--- Source data ---
▬▬▬

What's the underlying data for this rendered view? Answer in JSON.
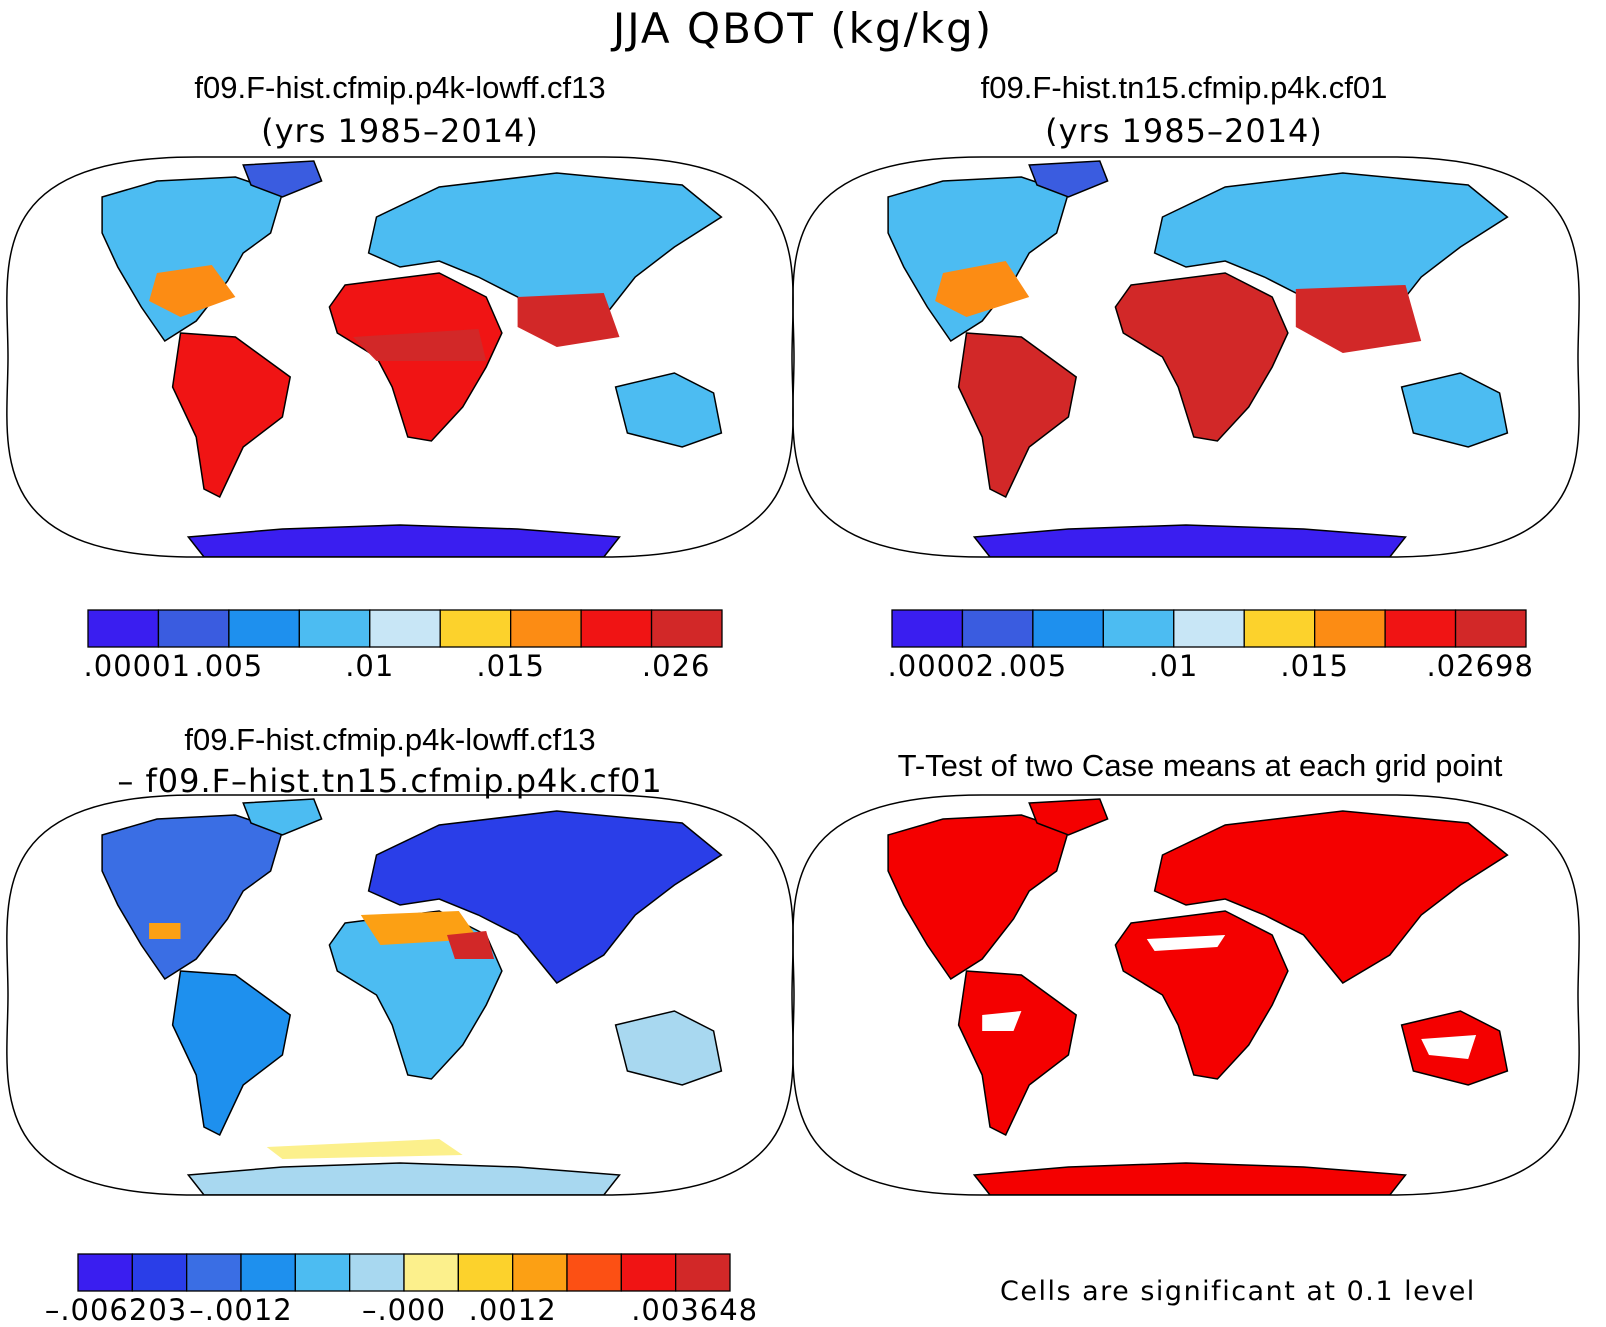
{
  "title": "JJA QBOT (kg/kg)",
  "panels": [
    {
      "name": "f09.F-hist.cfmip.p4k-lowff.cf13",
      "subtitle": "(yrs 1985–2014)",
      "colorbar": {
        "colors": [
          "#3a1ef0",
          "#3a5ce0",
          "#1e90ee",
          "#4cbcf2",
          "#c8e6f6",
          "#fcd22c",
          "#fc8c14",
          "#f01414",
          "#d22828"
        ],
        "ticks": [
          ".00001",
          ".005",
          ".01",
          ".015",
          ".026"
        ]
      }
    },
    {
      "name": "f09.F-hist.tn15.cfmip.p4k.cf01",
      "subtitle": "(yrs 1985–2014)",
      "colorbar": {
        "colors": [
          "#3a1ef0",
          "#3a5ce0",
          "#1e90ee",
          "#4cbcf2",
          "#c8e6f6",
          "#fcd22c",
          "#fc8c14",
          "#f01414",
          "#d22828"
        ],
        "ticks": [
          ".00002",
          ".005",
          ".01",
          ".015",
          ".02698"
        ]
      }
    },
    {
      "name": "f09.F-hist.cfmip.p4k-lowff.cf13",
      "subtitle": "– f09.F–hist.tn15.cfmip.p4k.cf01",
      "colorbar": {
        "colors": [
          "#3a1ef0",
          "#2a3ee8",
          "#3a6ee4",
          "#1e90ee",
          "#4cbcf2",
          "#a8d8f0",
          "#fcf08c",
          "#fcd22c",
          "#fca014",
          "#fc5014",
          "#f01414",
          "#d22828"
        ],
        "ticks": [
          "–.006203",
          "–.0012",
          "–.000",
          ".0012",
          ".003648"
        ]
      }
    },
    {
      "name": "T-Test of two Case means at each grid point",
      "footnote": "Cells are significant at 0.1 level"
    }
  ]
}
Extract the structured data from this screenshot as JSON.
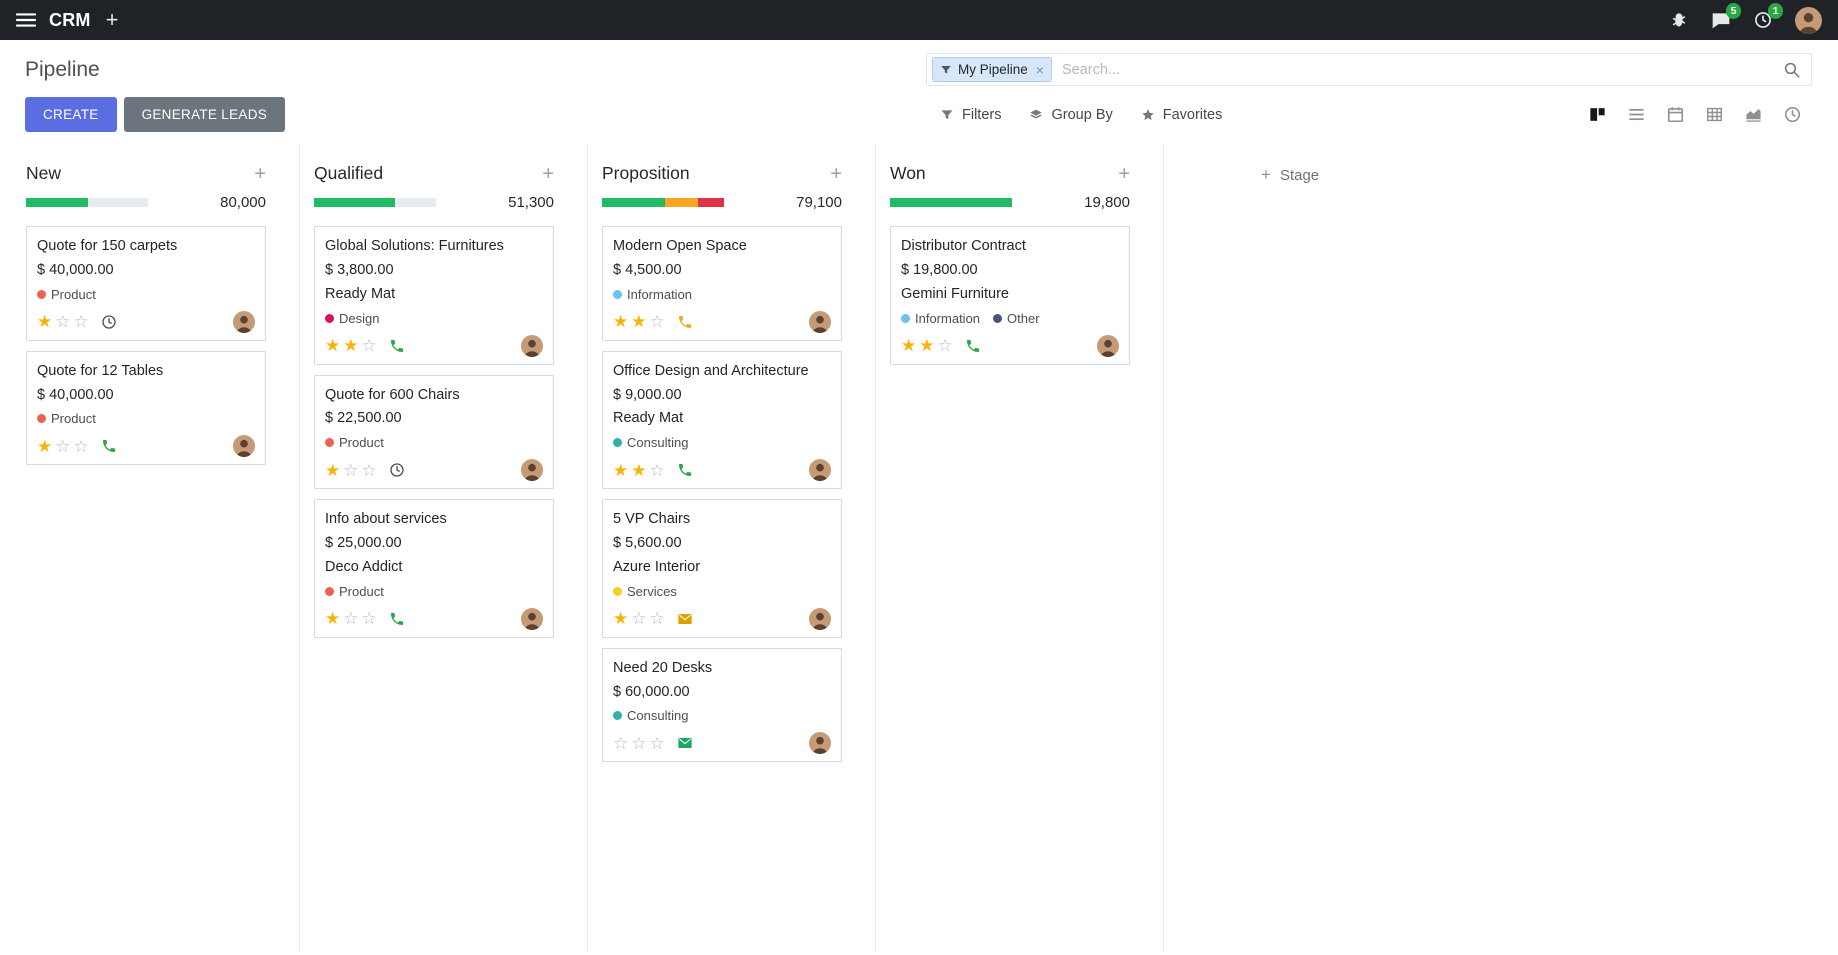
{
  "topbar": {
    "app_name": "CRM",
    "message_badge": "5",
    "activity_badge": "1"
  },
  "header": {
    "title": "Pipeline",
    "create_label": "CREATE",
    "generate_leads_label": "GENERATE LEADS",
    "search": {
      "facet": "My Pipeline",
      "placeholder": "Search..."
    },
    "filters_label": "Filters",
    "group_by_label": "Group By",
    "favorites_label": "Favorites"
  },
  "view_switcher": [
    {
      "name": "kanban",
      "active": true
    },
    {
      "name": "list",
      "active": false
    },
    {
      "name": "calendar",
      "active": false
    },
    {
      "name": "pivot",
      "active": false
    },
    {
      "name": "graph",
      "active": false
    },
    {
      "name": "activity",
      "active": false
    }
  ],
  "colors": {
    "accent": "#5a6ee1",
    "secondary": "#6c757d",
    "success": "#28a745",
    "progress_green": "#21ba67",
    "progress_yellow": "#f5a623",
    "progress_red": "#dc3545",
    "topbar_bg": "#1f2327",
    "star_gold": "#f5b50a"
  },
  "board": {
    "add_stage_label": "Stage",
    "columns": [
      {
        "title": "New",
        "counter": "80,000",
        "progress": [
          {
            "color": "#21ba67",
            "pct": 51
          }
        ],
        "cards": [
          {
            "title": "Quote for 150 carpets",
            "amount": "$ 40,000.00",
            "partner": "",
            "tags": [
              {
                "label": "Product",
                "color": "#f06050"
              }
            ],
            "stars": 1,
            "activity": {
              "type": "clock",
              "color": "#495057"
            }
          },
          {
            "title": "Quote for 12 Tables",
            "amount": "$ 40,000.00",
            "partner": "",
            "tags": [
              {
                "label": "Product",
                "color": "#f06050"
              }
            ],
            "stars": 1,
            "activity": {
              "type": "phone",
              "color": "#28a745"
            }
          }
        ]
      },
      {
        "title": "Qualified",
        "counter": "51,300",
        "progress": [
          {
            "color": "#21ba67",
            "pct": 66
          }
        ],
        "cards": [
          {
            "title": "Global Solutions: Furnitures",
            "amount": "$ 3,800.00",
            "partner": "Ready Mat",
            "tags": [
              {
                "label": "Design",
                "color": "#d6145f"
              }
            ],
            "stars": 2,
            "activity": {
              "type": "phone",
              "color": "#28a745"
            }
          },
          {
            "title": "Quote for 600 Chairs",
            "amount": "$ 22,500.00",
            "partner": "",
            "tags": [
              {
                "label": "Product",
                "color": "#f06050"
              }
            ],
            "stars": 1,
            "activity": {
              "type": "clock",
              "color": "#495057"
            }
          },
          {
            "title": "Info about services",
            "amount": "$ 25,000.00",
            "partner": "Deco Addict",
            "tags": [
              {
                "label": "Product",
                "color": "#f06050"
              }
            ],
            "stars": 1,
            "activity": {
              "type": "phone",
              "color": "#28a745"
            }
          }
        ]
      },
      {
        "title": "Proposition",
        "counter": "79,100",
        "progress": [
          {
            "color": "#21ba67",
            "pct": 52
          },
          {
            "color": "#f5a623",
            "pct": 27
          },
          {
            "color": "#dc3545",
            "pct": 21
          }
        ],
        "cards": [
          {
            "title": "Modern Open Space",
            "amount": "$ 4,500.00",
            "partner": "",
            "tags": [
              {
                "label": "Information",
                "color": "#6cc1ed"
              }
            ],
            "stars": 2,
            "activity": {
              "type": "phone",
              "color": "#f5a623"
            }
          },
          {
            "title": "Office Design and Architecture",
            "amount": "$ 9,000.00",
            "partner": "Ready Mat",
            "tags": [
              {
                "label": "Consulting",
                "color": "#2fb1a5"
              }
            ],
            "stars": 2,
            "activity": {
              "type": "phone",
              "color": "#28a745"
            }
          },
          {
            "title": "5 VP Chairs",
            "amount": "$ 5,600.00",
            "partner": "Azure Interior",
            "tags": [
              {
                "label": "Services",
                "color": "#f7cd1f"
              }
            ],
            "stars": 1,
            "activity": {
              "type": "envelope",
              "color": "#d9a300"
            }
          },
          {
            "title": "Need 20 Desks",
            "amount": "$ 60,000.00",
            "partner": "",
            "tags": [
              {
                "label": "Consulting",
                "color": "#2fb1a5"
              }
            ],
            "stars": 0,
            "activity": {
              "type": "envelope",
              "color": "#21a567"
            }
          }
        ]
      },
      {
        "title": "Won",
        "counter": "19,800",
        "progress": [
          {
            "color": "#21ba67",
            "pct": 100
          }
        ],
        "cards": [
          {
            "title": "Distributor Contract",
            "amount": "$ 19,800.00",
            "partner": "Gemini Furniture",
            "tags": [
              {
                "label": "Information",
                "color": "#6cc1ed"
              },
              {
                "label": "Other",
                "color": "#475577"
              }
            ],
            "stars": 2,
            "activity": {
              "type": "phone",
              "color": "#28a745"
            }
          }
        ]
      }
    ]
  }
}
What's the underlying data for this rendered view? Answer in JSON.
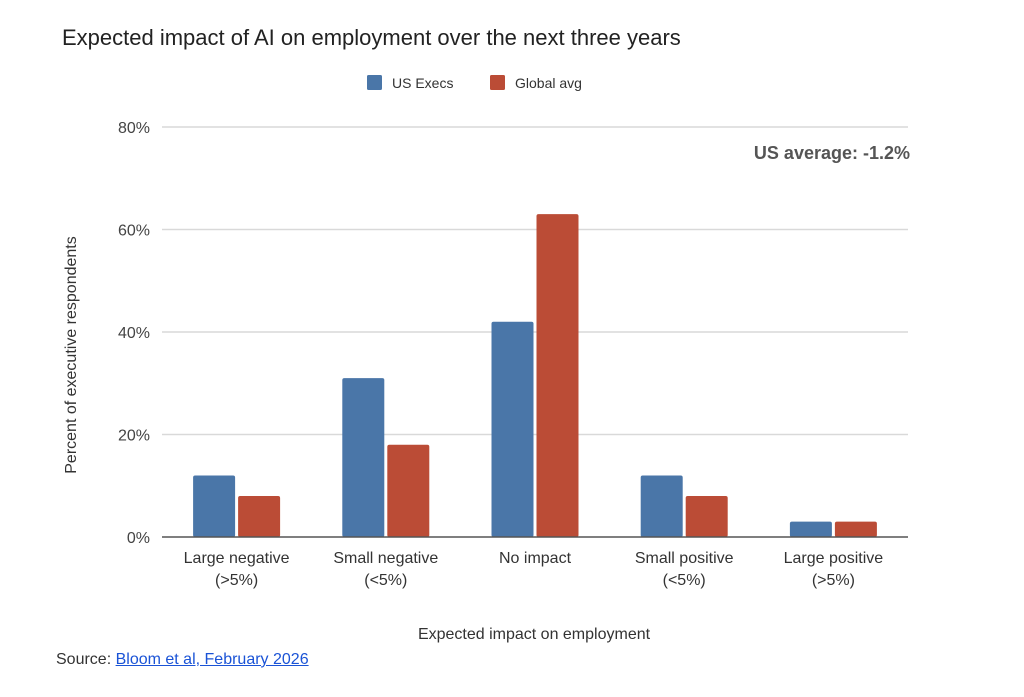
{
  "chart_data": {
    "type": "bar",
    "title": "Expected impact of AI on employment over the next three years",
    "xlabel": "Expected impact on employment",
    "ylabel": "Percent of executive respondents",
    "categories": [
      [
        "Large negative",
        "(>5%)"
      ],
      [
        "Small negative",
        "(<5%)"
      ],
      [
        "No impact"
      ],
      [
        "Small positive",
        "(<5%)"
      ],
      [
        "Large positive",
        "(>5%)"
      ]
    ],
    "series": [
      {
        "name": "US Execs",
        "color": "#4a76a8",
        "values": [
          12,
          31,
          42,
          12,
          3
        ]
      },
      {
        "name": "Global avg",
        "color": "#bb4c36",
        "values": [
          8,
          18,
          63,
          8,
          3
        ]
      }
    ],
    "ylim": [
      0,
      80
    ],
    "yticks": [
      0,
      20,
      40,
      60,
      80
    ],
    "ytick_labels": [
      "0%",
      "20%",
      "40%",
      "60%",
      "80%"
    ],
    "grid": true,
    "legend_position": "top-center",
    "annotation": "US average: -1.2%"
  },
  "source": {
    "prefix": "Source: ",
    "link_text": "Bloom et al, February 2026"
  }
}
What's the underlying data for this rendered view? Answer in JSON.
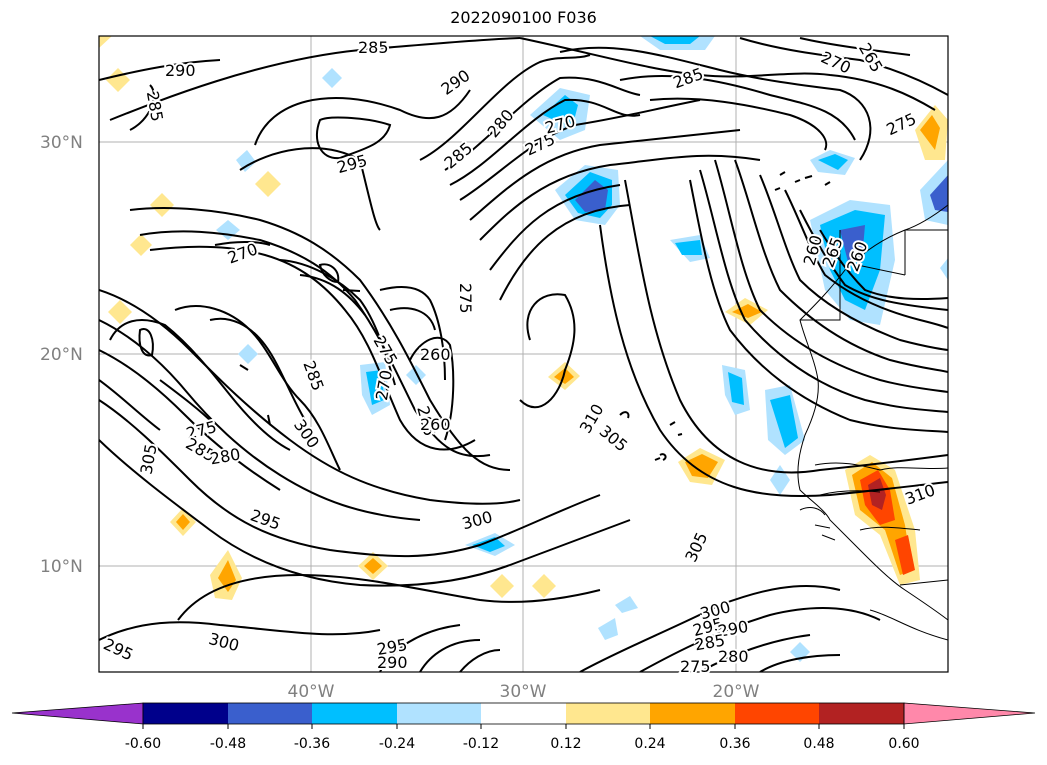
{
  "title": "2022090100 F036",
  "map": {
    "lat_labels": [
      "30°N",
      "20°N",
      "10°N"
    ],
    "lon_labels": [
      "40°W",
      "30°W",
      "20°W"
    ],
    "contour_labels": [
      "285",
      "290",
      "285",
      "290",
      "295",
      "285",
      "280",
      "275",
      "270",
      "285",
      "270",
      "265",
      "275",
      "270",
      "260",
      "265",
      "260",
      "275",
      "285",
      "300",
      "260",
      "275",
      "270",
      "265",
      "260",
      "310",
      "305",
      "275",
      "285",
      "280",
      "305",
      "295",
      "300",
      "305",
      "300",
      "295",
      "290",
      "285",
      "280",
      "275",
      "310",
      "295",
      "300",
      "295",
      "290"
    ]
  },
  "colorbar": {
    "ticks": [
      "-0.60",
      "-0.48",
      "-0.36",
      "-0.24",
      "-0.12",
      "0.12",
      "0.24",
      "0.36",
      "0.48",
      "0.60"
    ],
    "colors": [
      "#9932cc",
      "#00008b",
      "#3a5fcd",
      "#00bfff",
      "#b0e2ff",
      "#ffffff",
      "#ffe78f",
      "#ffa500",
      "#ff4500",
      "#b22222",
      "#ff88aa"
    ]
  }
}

▬▬▬

Provide only the count of lines in the data above that include the string "employment".

--- Expected answer ---
2